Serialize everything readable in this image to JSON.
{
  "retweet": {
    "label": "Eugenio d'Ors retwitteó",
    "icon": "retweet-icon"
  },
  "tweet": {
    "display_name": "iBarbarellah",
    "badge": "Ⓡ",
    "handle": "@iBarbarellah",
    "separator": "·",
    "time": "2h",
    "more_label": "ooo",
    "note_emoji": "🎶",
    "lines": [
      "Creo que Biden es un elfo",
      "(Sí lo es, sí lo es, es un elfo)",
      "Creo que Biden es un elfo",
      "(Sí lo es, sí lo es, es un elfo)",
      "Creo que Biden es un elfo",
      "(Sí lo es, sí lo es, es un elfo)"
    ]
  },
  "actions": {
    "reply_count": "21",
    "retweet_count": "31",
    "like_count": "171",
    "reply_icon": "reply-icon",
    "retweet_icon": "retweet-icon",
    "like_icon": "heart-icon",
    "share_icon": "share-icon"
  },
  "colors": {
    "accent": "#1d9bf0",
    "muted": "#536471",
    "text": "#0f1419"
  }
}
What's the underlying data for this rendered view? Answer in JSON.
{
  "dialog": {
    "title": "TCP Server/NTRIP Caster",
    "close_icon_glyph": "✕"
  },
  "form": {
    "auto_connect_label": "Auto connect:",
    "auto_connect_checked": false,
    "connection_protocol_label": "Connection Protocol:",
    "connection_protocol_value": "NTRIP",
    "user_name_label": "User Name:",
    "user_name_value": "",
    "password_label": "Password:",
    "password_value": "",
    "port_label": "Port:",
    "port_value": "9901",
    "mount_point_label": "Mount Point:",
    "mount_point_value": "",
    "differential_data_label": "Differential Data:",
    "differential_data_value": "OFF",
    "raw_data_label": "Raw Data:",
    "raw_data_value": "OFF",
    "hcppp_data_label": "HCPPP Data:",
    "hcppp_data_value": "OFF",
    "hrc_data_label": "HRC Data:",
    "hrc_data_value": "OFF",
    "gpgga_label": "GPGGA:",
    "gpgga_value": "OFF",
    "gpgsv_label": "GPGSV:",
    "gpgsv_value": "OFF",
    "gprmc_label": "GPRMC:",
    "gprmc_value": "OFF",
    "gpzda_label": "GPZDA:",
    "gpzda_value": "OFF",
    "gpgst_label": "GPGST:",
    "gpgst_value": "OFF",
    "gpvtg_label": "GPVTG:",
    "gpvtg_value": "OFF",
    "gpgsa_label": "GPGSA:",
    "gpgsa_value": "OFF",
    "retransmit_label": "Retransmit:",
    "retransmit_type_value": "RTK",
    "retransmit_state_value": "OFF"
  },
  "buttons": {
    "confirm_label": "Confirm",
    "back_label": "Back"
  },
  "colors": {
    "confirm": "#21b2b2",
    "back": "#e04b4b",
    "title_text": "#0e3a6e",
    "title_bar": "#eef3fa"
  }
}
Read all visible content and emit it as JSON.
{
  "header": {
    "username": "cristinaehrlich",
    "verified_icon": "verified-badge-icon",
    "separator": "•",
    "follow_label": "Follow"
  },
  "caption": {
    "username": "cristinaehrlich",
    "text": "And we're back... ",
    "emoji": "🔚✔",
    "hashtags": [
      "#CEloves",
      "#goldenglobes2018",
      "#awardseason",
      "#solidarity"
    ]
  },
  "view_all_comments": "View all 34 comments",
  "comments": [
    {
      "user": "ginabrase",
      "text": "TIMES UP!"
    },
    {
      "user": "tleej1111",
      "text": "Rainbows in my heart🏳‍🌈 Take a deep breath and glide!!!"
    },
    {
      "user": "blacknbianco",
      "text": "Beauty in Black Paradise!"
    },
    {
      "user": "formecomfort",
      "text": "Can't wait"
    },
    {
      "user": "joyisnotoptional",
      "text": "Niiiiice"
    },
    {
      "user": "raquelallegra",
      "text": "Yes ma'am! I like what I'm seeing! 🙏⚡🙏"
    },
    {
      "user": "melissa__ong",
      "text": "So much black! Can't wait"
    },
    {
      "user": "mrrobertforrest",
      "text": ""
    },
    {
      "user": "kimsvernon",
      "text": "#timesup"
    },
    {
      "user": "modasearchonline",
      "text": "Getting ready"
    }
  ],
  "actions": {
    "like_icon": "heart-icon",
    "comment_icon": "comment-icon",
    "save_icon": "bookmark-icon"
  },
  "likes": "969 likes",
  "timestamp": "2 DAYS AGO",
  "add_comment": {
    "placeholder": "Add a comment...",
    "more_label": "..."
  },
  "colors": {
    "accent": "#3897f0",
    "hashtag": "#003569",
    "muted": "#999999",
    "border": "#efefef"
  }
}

★ ★ ★ ★

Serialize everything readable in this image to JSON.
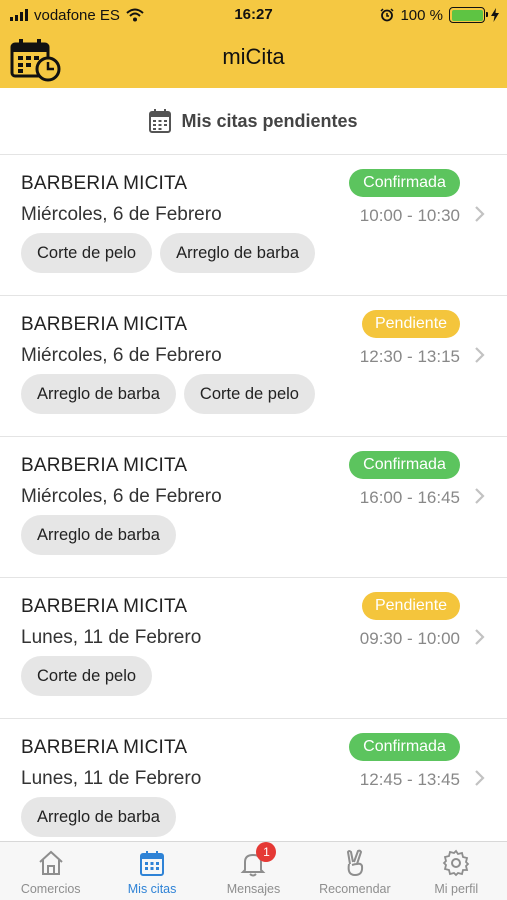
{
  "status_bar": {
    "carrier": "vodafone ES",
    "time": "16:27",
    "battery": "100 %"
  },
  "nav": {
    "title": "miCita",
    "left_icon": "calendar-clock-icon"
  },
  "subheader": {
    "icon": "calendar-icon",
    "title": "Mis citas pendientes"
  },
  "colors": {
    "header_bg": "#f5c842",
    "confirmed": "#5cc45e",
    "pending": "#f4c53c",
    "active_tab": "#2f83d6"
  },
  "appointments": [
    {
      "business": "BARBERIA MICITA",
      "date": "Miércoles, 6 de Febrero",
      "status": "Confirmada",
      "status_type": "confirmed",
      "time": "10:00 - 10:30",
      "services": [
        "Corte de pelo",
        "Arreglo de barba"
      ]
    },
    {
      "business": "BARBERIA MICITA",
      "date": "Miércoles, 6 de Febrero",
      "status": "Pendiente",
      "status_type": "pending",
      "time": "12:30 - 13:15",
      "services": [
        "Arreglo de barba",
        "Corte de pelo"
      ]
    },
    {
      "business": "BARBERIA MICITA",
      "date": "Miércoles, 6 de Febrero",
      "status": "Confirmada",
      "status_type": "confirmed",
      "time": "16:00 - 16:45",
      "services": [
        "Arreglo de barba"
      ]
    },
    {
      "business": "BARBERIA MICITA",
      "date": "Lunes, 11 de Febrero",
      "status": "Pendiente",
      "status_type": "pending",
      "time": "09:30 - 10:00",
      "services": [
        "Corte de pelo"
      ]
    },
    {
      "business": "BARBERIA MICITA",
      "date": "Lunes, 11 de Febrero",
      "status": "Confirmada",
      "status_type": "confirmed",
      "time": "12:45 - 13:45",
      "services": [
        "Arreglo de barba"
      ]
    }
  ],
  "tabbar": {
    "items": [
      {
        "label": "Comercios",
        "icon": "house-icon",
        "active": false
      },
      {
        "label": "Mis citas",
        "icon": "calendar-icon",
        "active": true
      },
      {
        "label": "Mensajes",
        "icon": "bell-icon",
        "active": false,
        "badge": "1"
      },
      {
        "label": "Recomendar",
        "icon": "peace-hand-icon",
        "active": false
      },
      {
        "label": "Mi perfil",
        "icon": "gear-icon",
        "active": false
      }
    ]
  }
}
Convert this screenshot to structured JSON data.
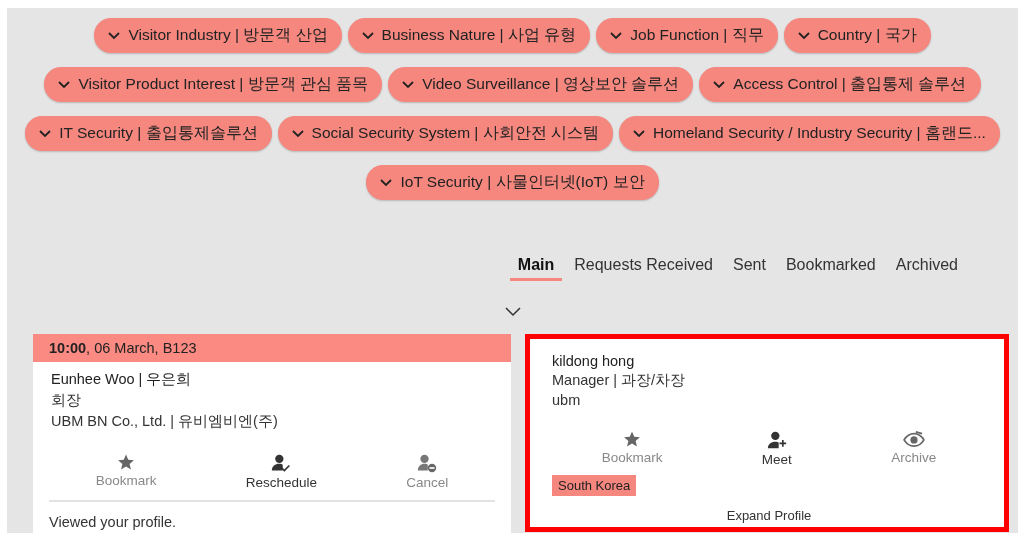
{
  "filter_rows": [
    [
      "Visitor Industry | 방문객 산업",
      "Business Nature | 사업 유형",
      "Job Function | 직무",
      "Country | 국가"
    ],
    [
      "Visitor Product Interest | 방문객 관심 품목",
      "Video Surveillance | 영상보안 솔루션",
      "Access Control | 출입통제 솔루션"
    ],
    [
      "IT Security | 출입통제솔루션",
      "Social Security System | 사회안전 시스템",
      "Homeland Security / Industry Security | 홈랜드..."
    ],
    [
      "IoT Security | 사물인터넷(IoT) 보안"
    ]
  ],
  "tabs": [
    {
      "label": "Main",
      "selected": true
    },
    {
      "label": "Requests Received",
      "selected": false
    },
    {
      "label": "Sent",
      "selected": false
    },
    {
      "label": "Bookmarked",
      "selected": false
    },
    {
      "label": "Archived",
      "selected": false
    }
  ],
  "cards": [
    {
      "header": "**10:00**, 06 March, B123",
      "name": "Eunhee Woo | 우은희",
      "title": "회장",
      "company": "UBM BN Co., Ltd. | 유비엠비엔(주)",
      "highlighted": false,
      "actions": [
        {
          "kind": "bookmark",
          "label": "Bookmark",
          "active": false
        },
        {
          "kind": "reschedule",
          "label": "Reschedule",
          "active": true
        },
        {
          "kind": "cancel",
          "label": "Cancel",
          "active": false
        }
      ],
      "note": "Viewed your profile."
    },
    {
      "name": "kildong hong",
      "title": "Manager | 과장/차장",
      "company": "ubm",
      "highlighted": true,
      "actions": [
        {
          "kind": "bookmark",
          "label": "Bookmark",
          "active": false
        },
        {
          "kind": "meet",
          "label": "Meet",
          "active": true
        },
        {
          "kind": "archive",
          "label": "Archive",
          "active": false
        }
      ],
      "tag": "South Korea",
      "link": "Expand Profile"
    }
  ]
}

★ ★ ★ ★

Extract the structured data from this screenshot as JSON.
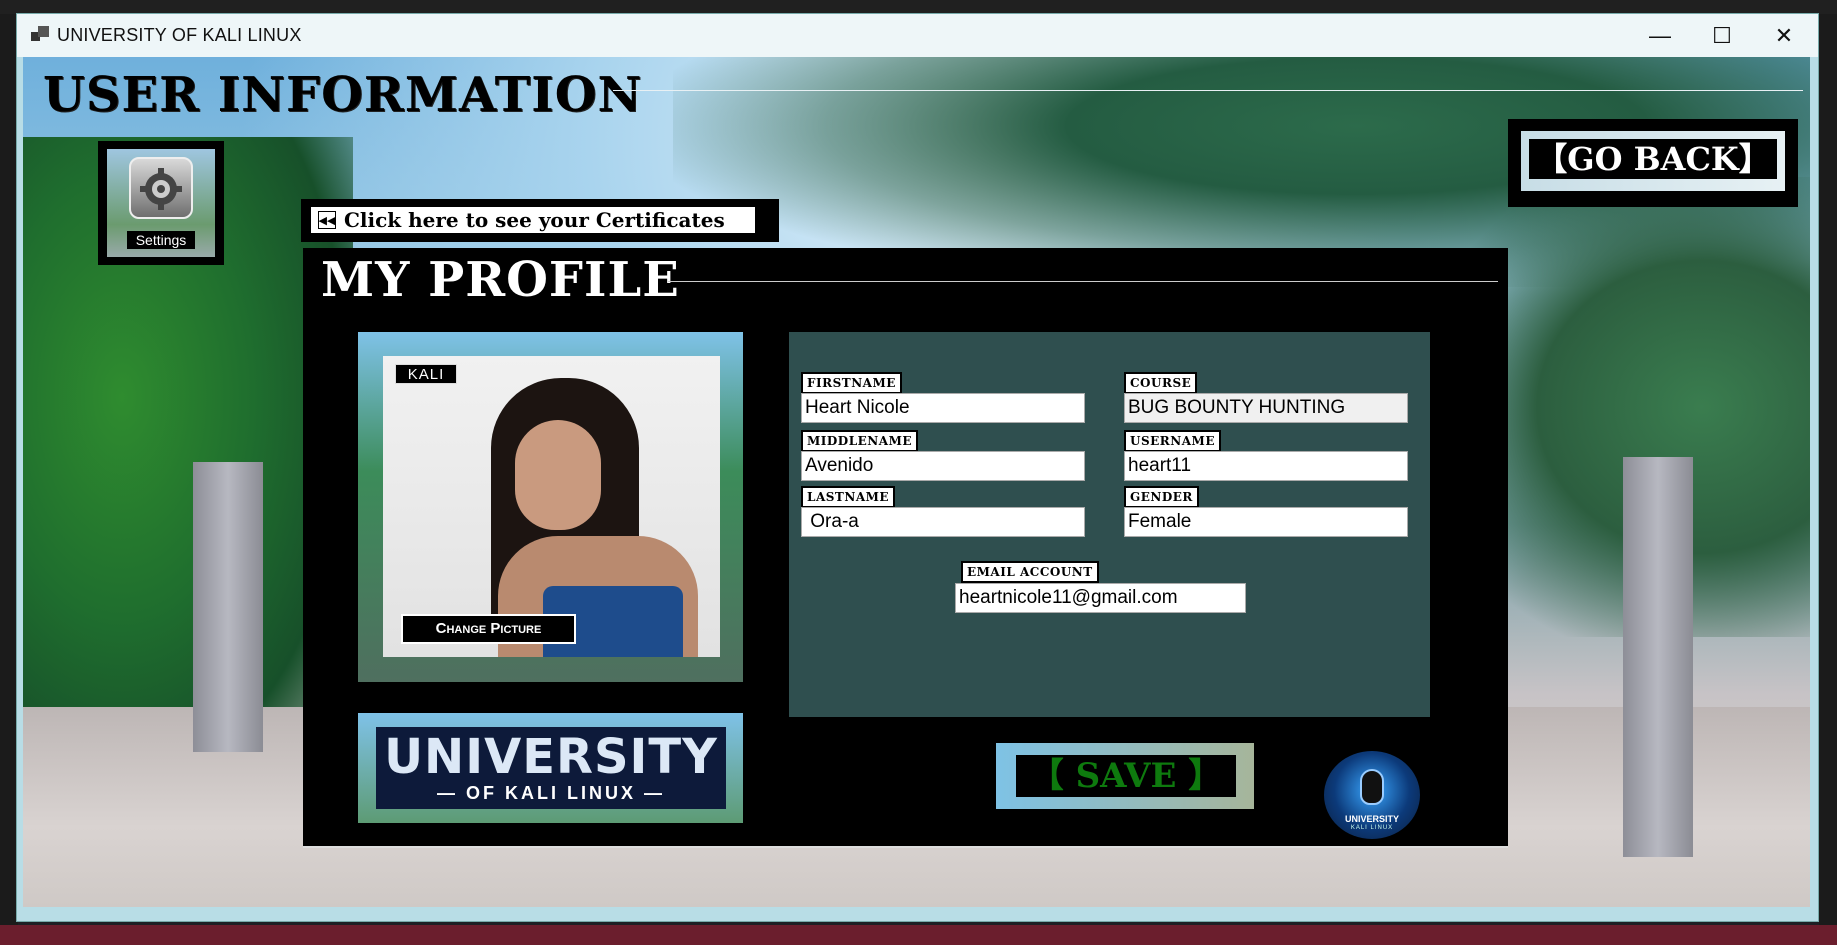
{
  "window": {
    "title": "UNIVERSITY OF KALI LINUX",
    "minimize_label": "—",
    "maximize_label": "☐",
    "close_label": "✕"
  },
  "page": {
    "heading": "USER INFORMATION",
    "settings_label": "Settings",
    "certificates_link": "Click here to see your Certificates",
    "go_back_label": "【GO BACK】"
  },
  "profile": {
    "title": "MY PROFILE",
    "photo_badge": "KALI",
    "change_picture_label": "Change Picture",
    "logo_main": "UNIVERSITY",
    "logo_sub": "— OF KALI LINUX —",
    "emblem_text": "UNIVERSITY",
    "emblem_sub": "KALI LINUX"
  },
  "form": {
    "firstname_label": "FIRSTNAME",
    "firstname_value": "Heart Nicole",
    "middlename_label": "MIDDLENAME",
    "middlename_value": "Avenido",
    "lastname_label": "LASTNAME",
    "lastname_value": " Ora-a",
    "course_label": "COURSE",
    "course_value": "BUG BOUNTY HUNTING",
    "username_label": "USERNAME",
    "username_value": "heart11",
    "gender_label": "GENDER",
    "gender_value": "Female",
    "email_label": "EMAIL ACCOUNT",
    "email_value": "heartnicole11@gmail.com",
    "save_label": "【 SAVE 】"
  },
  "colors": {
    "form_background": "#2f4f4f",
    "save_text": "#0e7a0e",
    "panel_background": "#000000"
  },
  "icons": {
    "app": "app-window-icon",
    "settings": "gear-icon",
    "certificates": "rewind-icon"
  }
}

★ ★ ★ ★

* Problem details
State how many lines of the records above contain "Visitor", with no words besides the number.

* Solved exercise
2